### SHORT EXERCISE
Restate, word for word, all of the material shown below.
--- START OF SUPPLIED DATA ---
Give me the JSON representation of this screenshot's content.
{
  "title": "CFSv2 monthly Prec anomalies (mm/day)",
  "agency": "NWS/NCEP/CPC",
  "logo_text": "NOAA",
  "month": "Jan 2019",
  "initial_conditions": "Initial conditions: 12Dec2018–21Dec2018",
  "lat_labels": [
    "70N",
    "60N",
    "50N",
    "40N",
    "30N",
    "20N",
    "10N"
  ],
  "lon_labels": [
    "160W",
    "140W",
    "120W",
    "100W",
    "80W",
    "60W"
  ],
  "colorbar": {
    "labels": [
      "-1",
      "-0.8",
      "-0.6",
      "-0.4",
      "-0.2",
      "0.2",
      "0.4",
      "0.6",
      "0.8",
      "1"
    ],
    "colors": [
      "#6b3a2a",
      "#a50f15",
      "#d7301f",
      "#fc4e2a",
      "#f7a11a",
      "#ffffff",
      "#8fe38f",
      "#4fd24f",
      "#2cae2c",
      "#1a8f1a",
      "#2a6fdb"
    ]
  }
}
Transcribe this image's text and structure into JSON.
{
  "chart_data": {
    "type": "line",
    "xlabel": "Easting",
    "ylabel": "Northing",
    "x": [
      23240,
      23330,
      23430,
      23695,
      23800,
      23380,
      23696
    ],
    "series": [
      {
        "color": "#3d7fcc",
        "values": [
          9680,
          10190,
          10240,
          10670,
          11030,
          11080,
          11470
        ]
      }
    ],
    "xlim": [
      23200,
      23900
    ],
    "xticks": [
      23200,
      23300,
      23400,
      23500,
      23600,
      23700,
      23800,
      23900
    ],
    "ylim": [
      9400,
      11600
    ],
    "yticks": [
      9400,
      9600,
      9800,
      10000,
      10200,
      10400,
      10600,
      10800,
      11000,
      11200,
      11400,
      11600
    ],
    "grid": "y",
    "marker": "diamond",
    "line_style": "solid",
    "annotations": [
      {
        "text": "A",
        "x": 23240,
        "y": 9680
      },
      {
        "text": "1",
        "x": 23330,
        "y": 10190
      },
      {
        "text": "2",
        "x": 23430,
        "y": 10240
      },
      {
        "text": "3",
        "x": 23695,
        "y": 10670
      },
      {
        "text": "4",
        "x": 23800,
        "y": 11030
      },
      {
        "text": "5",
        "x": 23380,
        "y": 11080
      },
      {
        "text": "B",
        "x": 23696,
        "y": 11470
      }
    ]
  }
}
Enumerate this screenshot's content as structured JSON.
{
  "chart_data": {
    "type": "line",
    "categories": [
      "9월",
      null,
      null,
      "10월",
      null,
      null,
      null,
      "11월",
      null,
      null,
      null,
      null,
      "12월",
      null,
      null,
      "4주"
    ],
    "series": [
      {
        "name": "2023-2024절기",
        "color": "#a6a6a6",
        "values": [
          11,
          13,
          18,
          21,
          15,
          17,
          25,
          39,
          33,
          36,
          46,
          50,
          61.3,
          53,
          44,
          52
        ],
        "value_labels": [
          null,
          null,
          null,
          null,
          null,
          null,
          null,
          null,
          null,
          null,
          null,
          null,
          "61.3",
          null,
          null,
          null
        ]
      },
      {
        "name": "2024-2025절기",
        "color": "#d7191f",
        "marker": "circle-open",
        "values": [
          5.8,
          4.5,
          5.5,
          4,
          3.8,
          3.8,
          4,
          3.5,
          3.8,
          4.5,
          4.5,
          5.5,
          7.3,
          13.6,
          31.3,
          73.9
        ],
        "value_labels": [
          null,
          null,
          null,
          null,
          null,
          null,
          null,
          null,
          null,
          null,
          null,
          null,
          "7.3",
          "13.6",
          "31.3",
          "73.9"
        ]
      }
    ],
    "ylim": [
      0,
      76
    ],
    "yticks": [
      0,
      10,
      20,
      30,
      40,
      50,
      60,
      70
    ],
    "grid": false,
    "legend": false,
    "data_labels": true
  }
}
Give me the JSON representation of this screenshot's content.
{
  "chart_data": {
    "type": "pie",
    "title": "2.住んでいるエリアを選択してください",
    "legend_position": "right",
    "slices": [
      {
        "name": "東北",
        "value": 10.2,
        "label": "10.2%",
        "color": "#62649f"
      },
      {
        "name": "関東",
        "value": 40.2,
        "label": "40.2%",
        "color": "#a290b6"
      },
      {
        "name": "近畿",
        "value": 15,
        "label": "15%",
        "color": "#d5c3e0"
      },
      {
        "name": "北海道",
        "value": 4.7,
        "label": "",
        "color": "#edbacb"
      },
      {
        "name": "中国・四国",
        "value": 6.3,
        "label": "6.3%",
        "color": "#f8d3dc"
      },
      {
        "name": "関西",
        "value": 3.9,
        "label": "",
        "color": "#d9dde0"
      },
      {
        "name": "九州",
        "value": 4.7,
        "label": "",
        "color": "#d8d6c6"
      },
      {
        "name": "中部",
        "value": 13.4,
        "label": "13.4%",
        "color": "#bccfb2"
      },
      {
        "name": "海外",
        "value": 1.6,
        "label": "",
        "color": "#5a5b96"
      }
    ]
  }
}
--- END OF SUPPLIED DATA ---
### EXERCISE ANSWER
Give me the JSON representation of this screenshot's content.
{
  "title": "CFSv2 monthly Prec anomalies (mm/day)",
  "agency": "NWS/NCEP/CPC",
  "logo_text": "NOAA",
  "month": "Jan 2019",
  "initial_conditions": "Initial conditions: 12Dec2018–21Dec2018",
  "lat_labels": [
    "70N",
    "60N",
    "50N",
    "40N",
    "30N",
    "20N",
    "10N"
  ],
  "lon_labels": [
    "160W",
    "140W",
    "120W",
    "100W",
    "80W",
    "60W"
  ],
  "colorbar": {
    "labels": [
      "-1",
      "-0.8",
      "-0.6",
      "-0.4",
      "-0.2",
      "0.2",
      "0.4",
      "0.6",
      "0.8",
      "1"
    ],
    "colors": [
      "#6b3a2a",
      "#a50f15",
      "#d7301f",
      "#fc4e2a",
      "#f7a11a",
      "#ffffff",
      "#8fe38f",
      "#4fd24f",
      "#2cae2c",
      "#1a8f1a",
      "#2a6fdb"
    ]
  }
}
Transcribe this image's text and structure into JSON.
{
  "chart_data": {
    "type": "line",
    "xlabel": "Easting",
    "ylabel": "Northing",
    "x": [
      23240,
      23330,
      23430,
      23695,
      23800,
      23380,
      23696
    ],
    "series": [
      {
        "color": "#3d7fcc",
        "values": [
          9680,
          10190,
          10240,
          10670,
          11030,
          11080,
          11470
        ]
      }
    ],
    "xlim": [
      23200,
      23900
    ],
    "xticks": [
      23200,
      23300,
      23400,
      23500,
      23600,
      23700,
      23800,
      23900
    ],
    "ylim": [
      9400,
      11600
    ],
    "yticks": [
      9400,
      9600,
      9800,
      10000,
      10200,
      10400,
      10600,
      10800,
      11000,
      11200,
      11400,
      11600
    ],
    "grid": "y",
    "marker": "diamond",
    "line_style": "solid",
    "annotations": [
      {
        "text": "A",
        "x": 23240,
        "y": 9680
      },
      {
        "text": "1",
        "x": 23330,
        "y": 10190
      },
      {
        "text": "2",
        "x": 23430,
        "y": 10240
      },
      {
        "text": "3",
        "x": 23695,
        "y": 10670
      },
      {
        "text": "4",
        "x": 23800,
        "y": 11030
      },
      {
        "text": "5",
        "x": 23380,
        "y": 11080
      },
      {
        "text": "B",
        "x": 23696,
        "y": 11470
      }
    ]
  }
}
Enumerate this screenshot's content as structured JSON.
{
  "chart_data": {
    "type": "line",
    "categories": [
      "9월",
      null,
      null,
      "10월",
      null,
      null,
      null,
      "11월",
      null,
      null,
      null,
      null,
      "12월",
      null,
      null,
      "4주"
    ],
    "series": [
      {
        "name": "2023-2024절기",
        "color": "#a6a6a6",
        "values": [
          11,
          13,
          18,
          21,
          15,
          17,
          25,
          39,
          33,
          36,
          46,
          50,
          61.3,
          53,
          44,
          52
        ],
        "value_labels": [
          null,
          null,
          null,
          null,
          null,
          null,
          null,
          null,
          null,
          null,
          null,
          null,
          "61.3",
          null,
          null,
          null
        ]
      },
      {
        "name": "2024-2025절기",
        "color": "#d7191f",
        "marker": "circle-open",
        "values": [
          5.8,
          4.5,
          5.5,
          4,
          3.8,
          3.8,
          4,
          3.5,
          3.8,
          4.5,
          4.5,
          5.5,
          7.3,
          13.6,
          31.3,
          73.9
        ],
        "value_labels": [
          null,
          null,
          null,
          null,
          null,
          null,
          null,
          null,
          null,
          null,
          null,
          null,
          "7.3",
          "13.6",
          "31.3",
          "73.9"
        ]
      }
    ],
    "ylim": [
      0,
      76
    ],
    "yticks": [
      0,
      10,
      20,
      30,
      40,
      50,
      60,
      70
    ],
    "grid": false,
    "legend": false,
    "data_labels": true
  }
}
Give me the JSON representation of this screenshot's content.
{
  "chart_data": {
    "type": "pie",
    "title": "2.住んでいるエリアを選択してください",
    "legend_position": "right",
    "slices": [
      {
        "name": "東北",
        "value": 10.2,
        "label": "10.2%",
        "color": "#62649f"
      },
      {
        "name": "関東",
        "value": 40.2,
        "label": "40.2%",
        "color": "#a290b6"
      },
      {
        "name": "近畿",
        "value": 15,
        "label": "15%",
        "color": "#d5c3e0"
      },
      {
        "name": "北海道",
        "value": 4.7,
        "label": "",
        "color": "#edbacb"
      },
      {
        "name": "中国・四国",
        "value": 6.3,
        "label": "6.3%",
        "color": "#f8d3dc"
      },
      {
        "name": "関西",
        "value": 3.9,
        "label": "",
        "color": "#d9dde0"
      },
      {
        "name": "九州",
        "value": 4.7,
        "label": "",
        "color": "#d8d6c6"
      },
      {
        "name": "中部",
        "value": 13.4,
        "label": "13.4%",
        "color": "#bccfb2"
      },
      {
        "name": "海外",
        "value": 1.6,
        "label": "",
        "color": "#5a5b96"
      }
    ]
  }
}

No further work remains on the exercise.